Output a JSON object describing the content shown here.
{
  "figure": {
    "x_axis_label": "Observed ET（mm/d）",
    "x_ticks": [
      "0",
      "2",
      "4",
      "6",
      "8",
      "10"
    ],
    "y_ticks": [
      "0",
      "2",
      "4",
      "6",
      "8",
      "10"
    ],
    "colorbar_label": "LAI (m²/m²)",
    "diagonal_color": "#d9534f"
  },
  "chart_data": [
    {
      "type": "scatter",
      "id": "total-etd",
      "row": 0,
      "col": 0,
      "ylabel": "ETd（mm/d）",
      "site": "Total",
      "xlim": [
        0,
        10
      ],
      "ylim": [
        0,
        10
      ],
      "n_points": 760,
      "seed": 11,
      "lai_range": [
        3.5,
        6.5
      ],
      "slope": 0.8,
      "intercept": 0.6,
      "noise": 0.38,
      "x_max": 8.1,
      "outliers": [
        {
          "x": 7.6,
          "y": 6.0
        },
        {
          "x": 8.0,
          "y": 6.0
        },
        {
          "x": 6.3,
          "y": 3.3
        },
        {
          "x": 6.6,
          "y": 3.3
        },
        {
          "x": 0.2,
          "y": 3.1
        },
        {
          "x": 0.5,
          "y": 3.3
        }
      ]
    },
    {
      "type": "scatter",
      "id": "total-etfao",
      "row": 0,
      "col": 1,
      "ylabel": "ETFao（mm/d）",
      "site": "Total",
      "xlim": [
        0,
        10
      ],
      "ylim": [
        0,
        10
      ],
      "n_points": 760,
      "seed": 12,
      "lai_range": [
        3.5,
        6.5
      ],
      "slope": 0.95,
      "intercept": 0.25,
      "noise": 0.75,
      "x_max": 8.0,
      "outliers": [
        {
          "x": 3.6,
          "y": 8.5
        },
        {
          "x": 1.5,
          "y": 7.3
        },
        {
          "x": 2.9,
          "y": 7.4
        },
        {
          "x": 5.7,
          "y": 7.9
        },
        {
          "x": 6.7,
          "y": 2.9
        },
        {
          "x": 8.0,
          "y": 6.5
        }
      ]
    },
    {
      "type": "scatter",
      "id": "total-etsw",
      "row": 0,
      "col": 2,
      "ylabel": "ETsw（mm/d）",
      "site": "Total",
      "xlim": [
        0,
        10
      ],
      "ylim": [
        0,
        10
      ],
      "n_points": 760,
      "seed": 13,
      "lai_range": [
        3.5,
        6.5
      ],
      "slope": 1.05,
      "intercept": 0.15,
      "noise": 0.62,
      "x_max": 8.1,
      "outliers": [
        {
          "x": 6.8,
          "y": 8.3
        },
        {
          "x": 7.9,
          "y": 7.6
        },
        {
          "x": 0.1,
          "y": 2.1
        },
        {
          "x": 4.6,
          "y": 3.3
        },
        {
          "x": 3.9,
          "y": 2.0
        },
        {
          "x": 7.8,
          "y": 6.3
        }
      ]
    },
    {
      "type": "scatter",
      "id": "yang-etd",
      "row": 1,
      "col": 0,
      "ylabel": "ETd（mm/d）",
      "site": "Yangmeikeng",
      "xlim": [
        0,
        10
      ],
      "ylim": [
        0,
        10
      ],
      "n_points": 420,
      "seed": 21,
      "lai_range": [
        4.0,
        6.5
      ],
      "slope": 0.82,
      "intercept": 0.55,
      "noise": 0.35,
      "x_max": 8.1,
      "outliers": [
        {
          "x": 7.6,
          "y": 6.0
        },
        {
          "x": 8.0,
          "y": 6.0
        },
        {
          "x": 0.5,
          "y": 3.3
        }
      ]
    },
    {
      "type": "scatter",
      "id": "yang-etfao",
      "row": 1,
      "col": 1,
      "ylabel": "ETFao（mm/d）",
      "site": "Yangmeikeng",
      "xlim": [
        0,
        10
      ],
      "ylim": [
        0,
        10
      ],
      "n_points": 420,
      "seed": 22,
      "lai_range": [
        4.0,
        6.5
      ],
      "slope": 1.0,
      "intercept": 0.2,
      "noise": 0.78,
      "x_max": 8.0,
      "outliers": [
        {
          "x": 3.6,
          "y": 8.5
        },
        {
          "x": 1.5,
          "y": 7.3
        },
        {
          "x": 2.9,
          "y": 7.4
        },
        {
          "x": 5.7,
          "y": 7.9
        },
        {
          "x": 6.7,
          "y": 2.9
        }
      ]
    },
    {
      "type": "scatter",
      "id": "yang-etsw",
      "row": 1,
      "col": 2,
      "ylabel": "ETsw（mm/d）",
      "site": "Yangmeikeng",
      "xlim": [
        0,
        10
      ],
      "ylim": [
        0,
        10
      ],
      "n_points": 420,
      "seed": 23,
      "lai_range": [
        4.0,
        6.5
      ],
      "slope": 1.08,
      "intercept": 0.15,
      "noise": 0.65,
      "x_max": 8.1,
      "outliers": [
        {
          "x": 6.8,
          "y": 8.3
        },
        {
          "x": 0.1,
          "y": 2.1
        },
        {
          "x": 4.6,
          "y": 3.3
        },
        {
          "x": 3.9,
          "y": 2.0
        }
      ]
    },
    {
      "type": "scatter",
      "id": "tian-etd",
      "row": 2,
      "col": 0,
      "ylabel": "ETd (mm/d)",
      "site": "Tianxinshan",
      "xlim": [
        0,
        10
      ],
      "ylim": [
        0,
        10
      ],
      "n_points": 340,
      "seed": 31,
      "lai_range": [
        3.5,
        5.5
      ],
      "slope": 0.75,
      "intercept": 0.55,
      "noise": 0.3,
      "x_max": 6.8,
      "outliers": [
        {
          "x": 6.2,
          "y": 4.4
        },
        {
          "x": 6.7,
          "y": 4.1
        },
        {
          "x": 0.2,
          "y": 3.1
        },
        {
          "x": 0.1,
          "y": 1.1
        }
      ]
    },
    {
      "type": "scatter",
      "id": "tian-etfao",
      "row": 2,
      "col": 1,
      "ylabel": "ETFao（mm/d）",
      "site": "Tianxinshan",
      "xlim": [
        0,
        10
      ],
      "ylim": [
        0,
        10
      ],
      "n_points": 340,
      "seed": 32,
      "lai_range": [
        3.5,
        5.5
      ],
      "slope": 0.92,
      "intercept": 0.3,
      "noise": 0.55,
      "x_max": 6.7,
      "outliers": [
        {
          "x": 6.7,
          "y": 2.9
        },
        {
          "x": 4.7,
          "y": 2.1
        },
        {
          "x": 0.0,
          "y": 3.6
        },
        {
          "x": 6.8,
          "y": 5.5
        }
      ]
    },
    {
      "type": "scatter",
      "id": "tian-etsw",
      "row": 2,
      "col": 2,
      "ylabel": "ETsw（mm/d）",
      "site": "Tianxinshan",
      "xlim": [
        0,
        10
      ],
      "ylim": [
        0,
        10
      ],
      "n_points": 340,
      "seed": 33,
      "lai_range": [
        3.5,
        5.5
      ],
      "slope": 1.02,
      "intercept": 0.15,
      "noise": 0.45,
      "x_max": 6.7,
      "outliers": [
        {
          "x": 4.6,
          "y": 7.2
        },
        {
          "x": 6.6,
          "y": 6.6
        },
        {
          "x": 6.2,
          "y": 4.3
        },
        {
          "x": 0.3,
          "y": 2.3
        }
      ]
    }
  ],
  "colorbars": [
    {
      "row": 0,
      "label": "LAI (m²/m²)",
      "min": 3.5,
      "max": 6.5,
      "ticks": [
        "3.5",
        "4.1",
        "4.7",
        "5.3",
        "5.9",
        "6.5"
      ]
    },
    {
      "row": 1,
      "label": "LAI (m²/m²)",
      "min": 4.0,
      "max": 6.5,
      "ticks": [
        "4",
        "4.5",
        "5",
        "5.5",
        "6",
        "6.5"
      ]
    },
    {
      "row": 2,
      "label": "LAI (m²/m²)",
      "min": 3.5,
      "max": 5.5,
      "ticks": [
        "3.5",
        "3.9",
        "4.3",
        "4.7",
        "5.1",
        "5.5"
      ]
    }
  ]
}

+ + + + + + +

Copy all lines of the listing above that contain the string "seed".

**Result for this task**.
      "seed": 11,
      "seed": 12,
      "seed": 13,
      "seed": 21,
      "seed": 22,
      "seed": 23,
      "seed": 31,
      "seed": 32,
      "seed": 33,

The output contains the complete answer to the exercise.